EXERCISE SET
1 - Please answer these questions using the article about the forced-labor lawsuit below:
(a) On what date was the lawsuit filed?
(b) Which company owns and operates the Otay Mesa Detention Center?
(c) According to the lawsuit, how little were the prisoners paid for a day's work?
2 - In the article about the forced-labor lawsuit, copy out everything from "Private Immigration Prison Hit" down to "as $1 a day.", swapping "prisoners" for "detainees".

Private Immigration Prison Hit With Lawsuit Over Forced Labor
Former prisoners claim they were threatened with solitary confinement if they didn't agree to provide free labor for a private prison company that generates nearly $2 billion in annual revenue
Two former prisoners at a California private immigration prison have filed a class-action lawsuit against the operator of the facility, claiming they were forced under the threat of additional punishment to do work around the prison for as little as $1 a day.
According to the lawsuit, which was filed on May 31, plaintiffs Sylvester Owino and Jonathan Gomez accused CoreCivic, one of the largest private prison companies in the country, of forcing them to do things like clean bathrooms and medical facilities and run the prison law library. They also claim that they were forced to perform clerical work for CoreCivic, which owns and operates the Otay Mesa Detention Center in San Diego, where the two men were held.

DATA SHOWN
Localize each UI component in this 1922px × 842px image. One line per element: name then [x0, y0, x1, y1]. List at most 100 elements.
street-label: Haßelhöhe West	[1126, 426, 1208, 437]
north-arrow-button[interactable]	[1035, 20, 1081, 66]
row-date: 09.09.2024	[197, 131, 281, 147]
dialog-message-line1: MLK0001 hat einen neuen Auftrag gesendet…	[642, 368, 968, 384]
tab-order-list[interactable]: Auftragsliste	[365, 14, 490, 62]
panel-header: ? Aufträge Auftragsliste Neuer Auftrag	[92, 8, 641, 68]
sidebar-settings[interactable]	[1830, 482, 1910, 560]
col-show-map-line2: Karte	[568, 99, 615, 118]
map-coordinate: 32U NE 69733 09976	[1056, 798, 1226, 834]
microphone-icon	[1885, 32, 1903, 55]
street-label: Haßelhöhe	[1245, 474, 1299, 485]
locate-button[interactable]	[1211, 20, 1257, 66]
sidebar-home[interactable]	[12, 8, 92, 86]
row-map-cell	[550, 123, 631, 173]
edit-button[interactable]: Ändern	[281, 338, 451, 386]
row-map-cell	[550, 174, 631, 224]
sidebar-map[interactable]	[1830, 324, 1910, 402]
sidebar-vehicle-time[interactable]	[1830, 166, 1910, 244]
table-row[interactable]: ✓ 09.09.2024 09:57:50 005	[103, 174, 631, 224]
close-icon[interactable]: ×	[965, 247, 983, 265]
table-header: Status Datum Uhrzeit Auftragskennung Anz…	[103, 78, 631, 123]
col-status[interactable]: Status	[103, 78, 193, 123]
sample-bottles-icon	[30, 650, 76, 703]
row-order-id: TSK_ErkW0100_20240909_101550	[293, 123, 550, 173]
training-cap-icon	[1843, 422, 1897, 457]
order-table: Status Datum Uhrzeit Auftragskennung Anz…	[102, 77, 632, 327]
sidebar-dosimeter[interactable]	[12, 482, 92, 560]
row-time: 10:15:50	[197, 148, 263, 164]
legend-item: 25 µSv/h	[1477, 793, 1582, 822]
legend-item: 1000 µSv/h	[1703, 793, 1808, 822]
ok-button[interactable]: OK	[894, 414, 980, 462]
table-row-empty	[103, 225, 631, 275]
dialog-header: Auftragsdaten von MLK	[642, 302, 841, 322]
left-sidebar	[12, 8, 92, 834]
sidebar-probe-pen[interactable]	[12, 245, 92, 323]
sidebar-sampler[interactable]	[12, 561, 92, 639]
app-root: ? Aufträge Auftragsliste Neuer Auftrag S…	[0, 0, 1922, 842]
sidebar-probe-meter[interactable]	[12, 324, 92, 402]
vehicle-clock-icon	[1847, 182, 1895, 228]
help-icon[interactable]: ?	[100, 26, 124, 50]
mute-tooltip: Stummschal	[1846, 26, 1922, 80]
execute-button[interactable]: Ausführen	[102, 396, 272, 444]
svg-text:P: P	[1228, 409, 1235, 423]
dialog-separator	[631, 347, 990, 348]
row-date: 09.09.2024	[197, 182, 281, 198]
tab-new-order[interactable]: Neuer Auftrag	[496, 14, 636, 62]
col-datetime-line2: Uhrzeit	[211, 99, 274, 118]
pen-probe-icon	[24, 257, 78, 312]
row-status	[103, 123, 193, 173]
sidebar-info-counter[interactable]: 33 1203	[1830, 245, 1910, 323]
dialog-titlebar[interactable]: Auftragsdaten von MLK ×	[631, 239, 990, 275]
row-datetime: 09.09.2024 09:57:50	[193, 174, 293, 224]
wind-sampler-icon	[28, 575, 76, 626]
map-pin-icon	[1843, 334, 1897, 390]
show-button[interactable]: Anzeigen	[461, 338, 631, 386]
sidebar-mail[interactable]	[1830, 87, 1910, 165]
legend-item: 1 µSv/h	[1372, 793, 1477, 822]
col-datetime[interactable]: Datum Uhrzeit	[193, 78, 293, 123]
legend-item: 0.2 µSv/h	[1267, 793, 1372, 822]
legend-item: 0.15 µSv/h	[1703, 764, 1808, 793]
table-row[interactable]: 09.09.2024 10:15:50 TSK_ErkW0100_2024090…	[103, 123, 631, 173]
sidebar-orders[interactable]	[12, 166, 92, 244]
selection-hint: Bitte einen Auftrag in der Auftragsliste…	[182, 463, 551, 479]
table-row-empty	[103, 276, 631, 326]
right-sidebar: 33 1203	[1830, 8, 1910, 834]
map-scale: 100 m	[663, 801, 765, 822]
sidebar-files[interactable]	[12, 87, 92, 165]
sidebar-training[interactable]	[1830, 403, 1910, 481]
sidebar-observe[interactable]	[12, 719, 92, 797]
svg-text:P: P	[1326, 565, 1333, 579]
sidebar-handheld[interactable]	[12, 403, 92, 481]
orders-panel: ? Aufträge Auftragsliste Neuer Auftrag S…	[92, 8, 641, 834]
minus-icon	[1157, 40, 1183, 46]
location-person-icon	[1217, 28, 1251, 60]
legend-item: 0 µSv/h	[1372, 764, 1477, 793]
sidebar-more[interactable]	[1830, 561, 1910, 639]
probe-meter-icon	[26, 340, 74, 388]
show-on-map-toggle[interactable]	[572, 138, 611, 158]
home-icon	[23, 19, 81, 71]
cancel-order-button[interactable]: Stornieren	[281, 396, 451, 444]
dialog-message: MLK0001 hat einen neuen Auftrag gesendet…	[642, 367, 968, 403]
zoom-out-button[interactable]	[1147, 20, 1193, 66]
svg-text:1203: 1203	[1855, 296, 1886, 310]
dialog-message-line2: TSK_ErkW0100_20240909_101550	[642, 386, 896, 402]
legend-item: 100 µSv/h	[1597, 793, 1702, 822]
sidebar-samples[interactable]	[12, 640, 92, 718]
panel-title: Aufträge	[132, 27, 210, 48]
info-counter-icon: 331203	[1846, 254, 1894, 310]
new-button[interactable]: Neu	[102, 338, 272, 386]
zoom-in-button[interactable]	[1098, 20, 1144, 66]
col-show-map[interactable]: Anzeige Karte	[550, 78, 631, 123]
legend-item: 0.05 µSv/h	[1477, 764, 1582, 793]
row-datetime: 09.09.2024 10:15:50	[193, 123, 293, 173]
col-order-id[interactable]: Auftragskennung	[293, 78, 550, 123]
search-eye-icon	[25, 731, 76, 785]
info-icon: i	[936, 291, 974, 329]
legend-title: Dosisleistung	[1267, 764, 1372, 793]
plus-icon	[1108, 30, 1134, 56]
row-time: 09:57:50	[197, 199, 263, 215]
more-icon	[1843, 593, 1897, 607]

TASK ANSWERS
1 -
(a) May 31
(b) CoreCivic
(c) As little as $1 a day

2 -
Private Immigration Prison Hit With Lawsuit Over Forced Labor
Former detainees claim they were threatened with solitary confinement if they didn't agree to provide free labor for a private prison company that generates nearly $2 billion in annual revenue
Two former detainees at a California private immigration prison have filed a class-action lawsuit against the operator of the facility, claiming they were forced under the threat of additional punishment to do work around the prison for as little as $1 a day.